### What you are asked to do
Copy the data below exactly.

━━━ Dataset content ━━━

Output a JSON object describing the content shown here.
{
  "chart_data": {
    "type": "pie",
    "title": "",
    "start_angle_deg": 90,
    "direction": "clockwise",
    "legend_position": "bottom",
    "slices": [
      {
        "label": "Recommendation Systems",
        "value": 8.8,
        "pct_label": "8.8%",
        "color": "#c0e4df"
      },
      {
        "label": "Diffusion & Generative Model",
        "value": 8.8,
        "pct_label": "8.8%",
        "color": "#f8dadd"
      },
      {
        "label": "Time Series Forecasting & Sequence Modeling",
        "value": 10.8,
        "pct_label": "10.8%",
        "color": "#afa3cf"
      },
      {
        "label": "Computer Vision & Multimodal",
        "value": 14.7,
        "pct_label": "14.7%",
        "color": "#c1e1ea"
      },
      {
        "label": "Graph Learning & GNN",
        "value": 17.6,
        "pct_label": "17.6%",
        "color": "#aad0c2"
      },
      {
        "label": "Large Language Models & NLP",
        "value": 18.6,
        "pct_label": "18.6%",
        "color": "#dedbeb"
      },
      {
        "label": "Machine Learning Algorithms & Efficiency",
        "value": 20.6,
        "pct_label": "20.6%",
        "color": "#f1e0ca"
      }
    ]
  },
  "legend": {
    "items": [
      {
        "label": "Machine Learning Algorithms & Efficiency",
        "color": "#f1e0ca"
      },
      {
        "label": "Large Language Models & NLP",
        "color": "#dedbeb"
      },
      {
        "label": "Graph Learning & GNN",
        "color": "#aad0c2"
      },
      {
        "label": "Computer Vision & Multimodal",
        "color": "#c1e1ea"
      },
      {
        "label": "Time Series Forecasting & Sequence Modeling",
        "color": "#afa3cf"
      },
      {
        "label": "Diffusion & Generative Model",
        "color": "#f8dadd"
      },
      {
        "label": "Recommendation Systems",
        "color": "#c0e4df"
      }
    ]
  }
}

━━━

### Final result
Output a JSON object describing the content shown here.
{
  "chart_data": {
    "type": "pie",
    "title": "",
    "start_angle_deg": 90,
    "direction": "clockwise",
    "legend_position": "bottom",
    "slices": [
      {
        "label": "Recommendation Systems",
        "value": 8.8,
        "pct_label": "8.8%",
        "color": "#c0e4df"
      },
      {
        "label": "Diffusion & Generative Model",
        "value": 8.8,
        "pct_label": "8.8%",
        "color": "#f8dadd"
      },
      {
        "label": "Time Series Forecasting & Sequence Modeling",
        "value": 10.8,
        "pct_label": "10.8%",
        "color": "#afa3cf"
      },
      {
        "label": "Computer Vision & Multimodal",
        "value": 14.7,
        "pct_label": "14.7%",
        "color": "#c1e1ea"
      },
      {
        "label": "Graph Learning & GNN",
        "value": 17.6,
        "pct_label": "17.6%",
        "color": "#aad0c2"
      },
      {
        "label": "Large Language Models & NLP",
        "value": 18.6,
        "pct_label": "18.6%",
        "color": "#dedbeb"
      },
      {
        "label": "Machine Learning Algorithms & Efficiency",
        "value": 20.6,
        "pct_label": "20.6%",
        "color": "#f1e0ca"
      }
    ]
  },
  "legend": {
    "items": [
      {
        "label": "Machine Learning Algorithms & Efficiency",
        "color": "#f1e0ca"
      },
      {
        "label": "Large Language Models & NLP",
        "color": "#dedbeb"
      },
      {
        "label": "Graph Learning & GNN",
        "color": "#aad0c2"
      },
      {
        "label": "Computer Vision & Multimodal",
        "color": "#c1e1ea"
      },
      {
        "label": "Time Series Forecasting & Sequence Modeling",
        "color": "#afa3cf"
      },
      {
        "label": "Diffusion & Generative Model",
        "color": "#f8dadd"
      },
      {
        "label": "Recommendation Systems",
        "color": "#c0e4df"
      }
    ]
  }
}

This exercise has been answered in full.